(Records)

★ ★ ★ ★

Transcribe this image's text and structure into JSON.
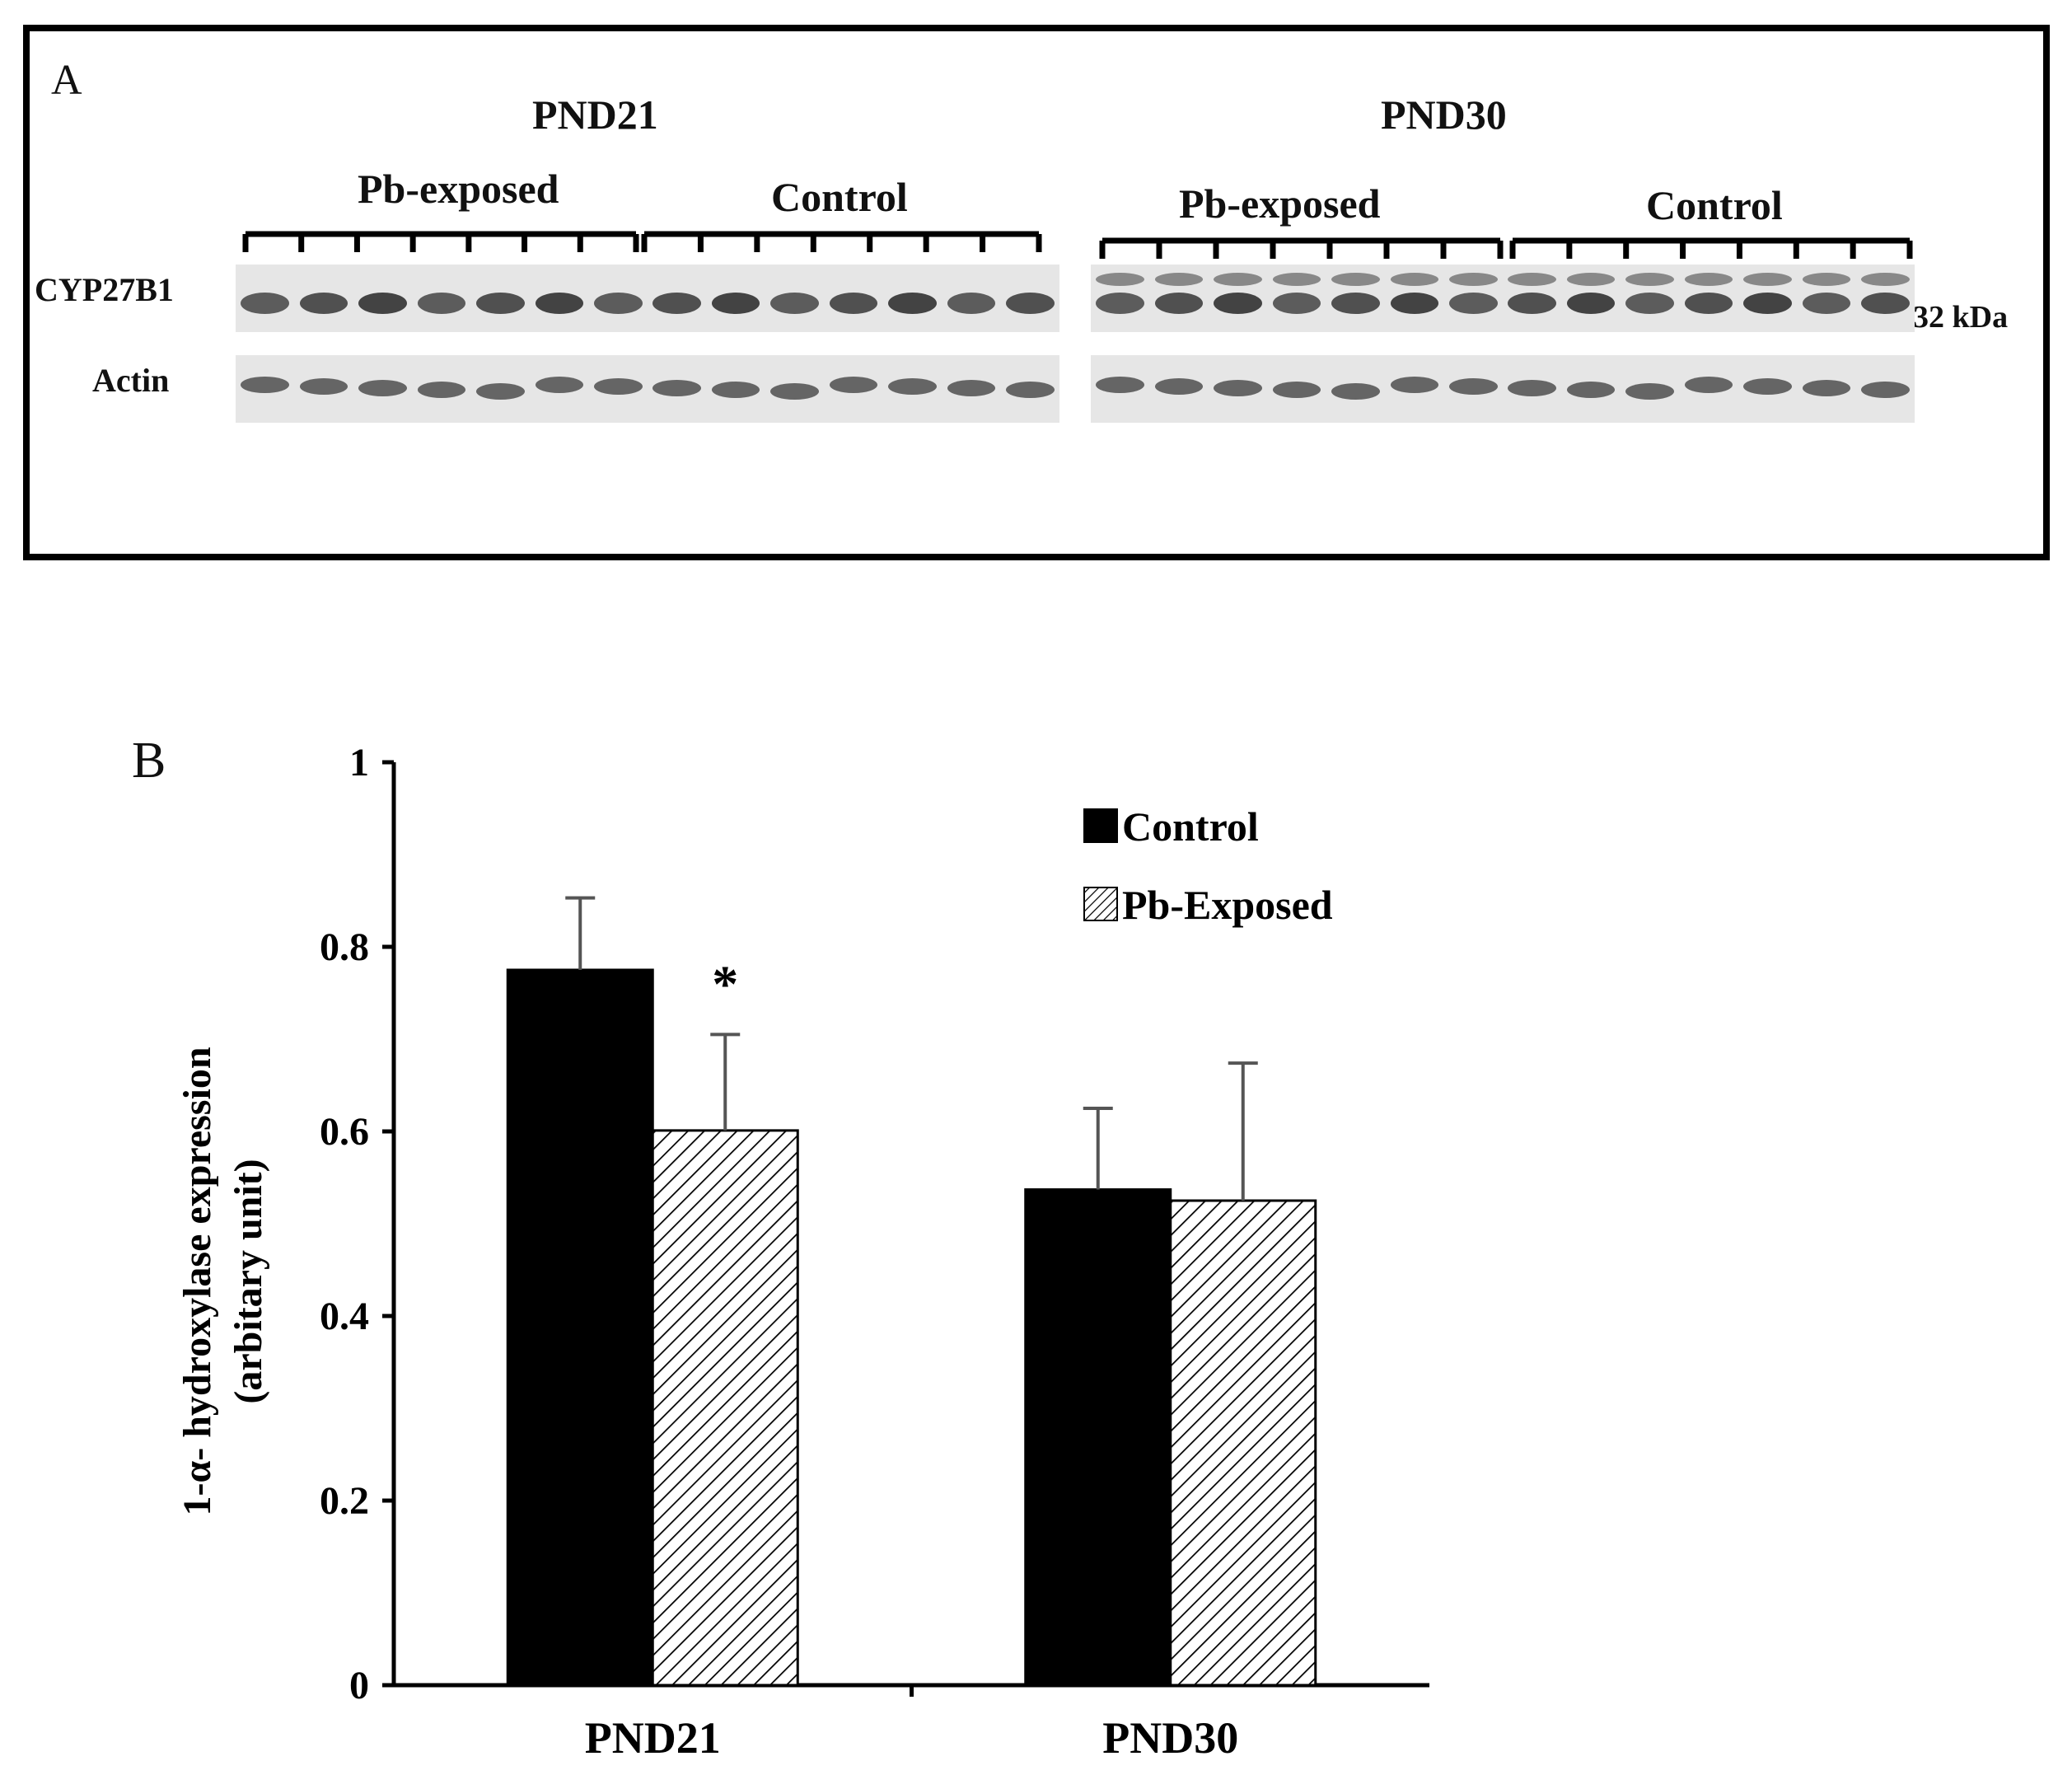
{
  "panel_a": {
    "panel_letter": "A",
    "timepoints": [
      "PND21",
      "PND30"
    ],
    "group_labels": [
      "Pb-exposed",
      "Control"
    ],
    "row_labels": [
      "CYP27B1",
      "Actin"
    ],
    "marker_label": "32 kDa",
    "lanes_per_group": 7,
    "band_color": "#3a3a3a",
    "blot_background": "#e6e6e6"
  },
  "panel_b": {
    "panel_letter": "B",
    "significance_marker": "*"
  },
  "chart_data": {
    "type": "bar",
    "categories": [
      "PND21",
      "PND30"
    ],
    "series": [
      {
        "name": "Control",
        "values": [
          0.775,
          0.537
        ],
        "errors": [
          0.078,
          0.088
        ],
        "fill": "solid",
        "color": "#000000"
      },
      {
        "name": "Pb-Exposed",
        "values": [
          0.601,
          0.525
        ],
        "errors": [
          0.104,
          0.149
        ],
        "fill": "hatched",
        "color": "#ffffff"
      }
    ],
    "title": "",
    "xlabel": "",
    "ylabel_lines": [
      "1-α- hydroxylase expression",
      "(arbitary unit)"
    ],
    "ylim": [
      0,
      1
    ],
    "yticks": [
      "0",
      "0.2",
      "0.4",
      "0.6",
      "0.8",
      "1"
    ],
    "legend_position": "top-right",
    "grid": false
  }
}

★ ★ ★ ★

Repeat each entry exactly as given; no pictures belong in the copy.

__RESULT__:
Transcribe this image's text and structure into JSON.
{
  "panel_a": {
    "panel_letter": "A",
    "timepoints": [
      "PND21",
      "PND30"
    ],
    "group_labels": [
      "Pb-exposed",
      "Control"
    ],
    "row_labels": [
      "CYP27B1",
      "Actin"
    ],
    "marker_label": "32 kDa",
    "lanes_per_group": 7,
    "band_color": "#3a3a3a",
    "blot_background": "#e6e6e6"
  },
  "panel_b": {
    "panel_letter": "B",
    "significance_marker": "*"
  },
  "chart_data": {
    "type": "bar",
    "categories": [
      "PND21",
      "PND30"
    ],
    "series": [
      {
        "name": "Control",
        "values": [
          0.775,
          0.537
        ],
        "errors": [
          0.078,
          0.088
        ],
        "fill": "solid",
        "color": "#000000"
      },
      {
        "name": "Pb-Exposed",
        "values": [
          0.601,
          0.525
        ],
        "errors": [
          0.104,
          0.149
        ],
        "fill": "hatched",
        "color": "#ffffff"
      }
    ],
    "title": "",
    "xlabel": "",
    "ylabel_lines": [
      "1-α- hydroxylase expression",
      "(arbitary unit)"
    ],
    "ylim": [
      0,
      1
    ],
    "yticks": [
      "0",
      "0.2",
      "0.4",
      "0.6",
      "0.8",
      "1"
    ],
    "legend_position": "top-right",
    "grid": false
  }
}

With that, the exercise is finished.